* [Request] Look through the data below. Pick out the lines holding the string "population".

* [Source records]
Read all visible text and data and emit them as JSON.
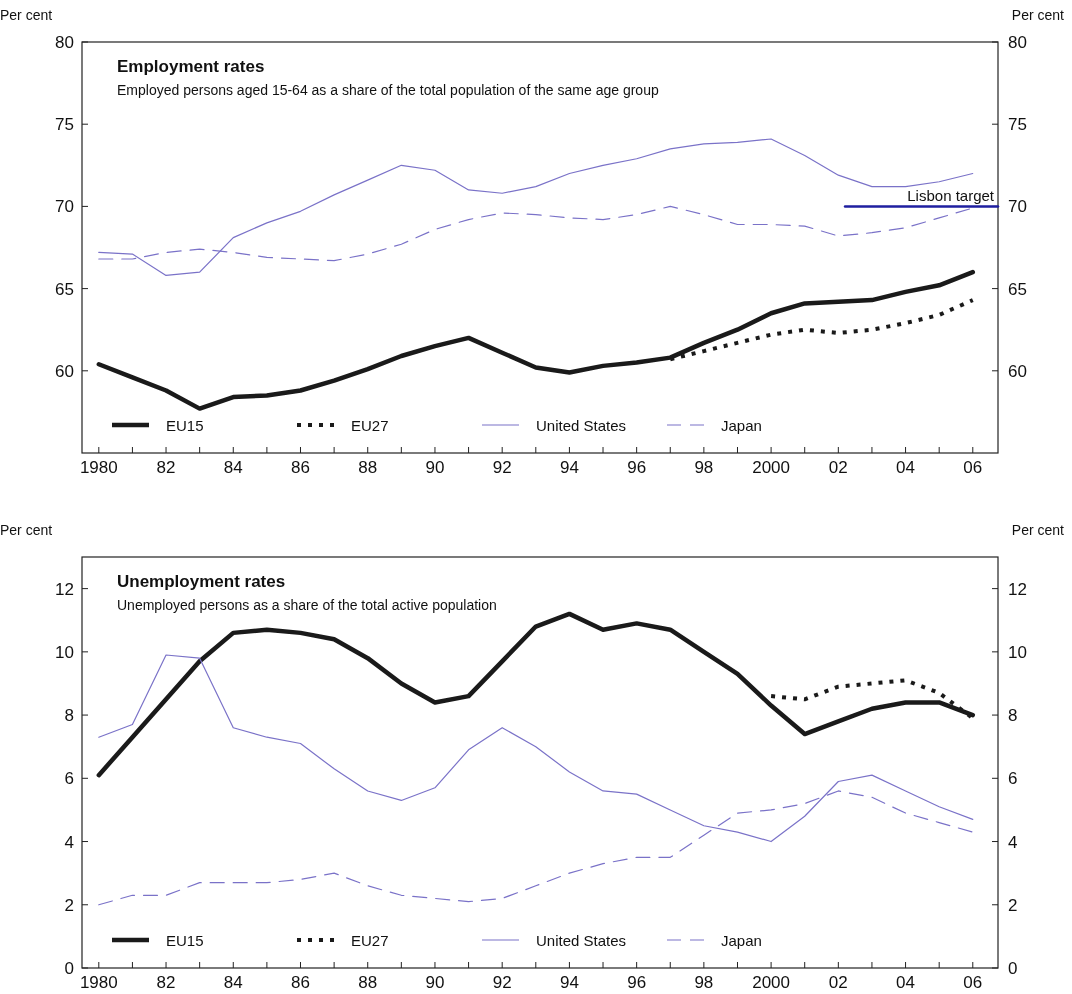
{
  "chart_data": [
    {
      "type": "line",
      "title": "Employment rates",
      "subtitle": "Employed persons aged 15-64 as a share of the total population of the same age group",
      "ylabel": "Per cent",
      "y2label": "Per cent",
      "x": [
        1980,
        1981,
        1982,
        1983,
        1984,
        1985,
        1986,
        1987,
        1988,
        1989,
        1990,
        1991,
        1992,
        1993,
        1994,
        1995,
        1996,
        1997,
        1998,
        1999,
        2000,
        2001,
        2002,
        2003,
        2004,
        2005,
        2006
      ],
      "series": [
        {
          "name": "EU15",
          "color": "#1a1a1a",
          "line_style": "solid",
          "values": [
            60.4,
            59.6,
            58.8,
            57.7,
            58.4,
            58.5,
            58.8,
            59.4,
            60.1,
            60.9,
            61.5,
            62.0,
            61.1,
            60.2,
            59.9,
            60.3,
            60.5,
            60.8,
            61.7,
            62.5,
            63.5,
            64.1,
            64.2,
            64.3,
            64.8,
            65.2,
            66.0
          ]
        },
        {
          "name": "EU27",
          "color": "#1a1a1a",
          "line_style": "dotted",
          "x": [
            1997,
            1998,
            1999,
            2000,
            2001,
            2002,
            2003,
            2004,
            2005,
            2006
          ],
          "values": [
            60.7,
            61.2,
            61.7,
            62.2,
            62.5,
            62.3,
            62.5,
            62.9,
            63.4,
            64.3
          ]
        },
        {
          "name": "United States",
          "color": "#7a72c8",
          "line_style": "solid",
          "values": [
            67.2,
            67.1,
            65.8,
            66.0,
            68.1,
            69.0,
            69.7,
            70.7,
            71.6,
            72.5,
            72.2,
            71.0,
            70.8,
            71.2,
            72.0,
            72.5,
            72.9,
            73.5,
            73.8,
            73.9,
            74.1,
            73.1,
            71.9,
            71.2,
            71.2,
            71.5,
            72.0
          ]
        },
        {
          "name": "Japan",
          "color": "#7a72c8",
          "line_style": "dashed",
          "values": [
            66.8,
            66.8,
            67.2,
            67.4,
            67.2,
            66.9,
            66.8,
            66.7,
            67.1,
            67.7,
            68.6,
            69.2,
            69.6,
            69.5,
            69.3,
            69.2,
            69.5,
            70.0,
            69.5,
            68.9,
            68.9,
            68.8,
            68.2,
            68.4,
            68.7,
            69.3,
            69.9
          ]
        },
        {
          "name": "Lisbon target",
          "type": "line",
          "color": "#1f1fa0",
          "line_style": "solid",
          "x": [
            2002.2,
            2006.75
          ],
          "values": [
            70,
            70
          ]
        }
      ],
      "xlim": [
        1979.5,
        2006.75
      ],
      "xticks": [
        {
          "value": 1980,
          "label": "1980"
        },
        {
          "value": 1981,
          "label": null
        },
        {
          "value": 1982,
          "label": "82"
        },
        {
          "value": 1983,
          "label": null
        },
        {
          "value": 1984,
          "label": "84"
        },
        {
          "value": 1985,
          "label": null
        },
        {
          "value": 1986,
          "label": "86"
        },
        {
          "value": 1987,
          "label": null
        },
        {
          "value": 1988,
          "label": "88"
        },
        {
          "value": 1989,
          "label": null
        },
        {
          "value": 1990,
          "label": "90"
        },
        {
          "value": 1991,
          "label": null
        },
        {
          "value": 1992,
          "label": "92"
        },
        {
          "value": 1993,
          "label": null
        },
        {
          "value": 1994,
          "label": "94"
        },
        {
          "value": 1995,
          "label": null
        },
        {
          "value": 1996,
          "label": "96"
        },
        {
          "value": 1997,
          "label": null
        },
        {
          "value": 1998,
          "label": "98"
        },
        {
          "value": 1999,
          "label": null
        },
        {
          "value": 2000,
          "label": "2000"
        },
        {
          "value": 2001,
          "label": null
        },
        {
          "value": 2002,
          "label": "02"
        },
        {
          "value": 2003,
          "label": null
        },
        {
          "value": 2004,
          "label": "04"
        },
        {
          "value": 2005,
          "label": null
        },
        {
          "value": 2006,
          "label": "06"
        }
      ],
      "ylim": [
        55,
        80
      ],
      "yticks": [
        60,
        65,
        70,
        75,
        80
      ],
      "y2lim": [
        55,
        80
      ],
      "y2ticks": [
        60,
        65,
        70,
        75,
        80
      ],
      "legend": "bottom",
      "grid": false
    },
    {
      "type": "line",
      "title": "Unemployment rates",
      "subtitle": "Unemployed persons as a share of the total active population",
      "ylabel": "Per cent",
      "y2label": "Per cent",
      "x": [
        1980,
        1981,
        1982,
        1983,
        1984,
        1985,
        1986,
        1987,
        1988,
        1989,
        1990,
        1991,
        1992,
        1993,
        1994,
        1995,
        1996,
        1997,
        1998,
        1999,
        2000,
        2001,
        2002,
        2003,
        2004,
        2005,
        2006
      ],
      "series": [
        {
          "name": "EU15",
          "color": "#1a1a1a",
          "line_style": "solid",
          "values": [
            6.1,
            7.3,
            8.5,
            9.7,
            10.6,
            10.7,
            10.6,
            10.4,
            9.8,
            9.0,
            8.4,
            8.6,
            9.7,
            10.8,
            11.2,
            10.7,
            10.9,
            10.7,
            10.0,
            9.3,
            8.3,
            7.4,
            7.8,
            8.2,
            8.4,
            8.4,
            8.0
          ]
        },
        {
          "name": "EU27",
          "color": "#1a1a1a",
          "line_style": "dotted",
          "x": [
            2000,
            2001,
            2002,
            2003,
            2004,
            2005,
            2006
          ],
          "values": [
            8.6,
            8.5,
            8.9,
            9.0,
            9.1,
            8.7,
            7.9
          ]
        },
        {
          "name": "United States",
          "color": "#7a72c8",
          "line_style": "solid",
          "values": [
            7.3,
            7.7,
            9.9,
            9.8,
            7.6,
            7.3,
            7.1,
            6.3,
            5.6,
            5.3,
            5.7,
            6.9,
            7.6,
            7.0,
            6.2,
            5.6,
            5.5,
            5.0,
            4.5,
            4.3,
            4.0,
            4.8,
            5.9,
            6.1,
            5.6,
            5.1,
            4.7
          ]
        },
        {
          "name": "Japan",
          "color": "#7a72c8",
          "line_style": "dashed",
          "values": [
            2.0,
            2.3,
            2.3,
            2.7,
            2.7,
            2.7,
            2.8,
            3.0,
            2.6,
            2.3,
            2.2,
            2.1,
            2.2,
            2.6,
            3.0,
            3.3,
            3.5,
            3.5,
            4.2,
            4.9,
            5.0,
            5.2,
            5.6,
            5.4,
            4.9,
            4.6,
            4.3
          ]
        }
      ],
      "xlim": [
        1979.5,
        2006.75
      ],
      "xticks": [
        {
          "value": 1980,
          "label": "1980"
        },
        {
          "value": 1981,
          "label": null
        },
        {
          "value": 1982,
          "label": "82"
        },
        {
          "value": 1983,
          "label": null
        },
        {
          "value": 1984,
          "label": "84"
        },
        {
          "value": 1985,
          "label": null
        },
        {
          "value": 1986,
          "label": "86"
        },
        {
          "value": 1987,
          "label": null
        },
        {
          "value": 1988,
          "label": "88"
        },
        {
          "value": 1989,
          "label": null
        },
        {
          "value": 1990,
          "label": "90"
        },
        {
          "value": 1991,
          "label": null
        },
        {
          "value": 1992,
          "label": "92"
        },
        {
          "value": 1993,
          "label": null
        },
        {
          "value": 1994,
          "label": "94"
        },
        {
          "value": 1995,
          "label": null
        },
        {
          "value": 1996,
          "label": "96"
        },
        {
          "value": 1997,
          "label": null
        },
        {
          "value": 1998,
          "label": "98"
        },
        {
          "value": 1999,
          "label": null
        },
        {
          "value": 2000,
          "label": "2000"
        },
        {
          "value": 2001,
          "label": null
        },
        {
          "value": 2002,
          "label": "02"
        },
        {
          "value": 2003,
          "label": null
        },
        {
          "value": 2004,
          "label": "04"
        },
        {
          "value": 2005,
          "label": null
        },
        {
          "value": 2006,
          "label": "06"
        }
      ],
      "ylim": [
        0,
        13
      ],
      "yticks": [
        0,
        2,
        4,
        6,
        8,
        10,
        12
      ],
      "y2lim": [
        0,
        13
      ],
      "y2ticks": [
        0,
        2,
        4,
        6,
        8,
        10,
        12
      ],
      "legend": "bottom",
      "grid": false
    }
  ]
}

* [In response]
      "subtitle": "Employed persons aged 15-64 as a share of the total population of the same age group",
      "subtitle": "Unemployed persons as a share of the total active population",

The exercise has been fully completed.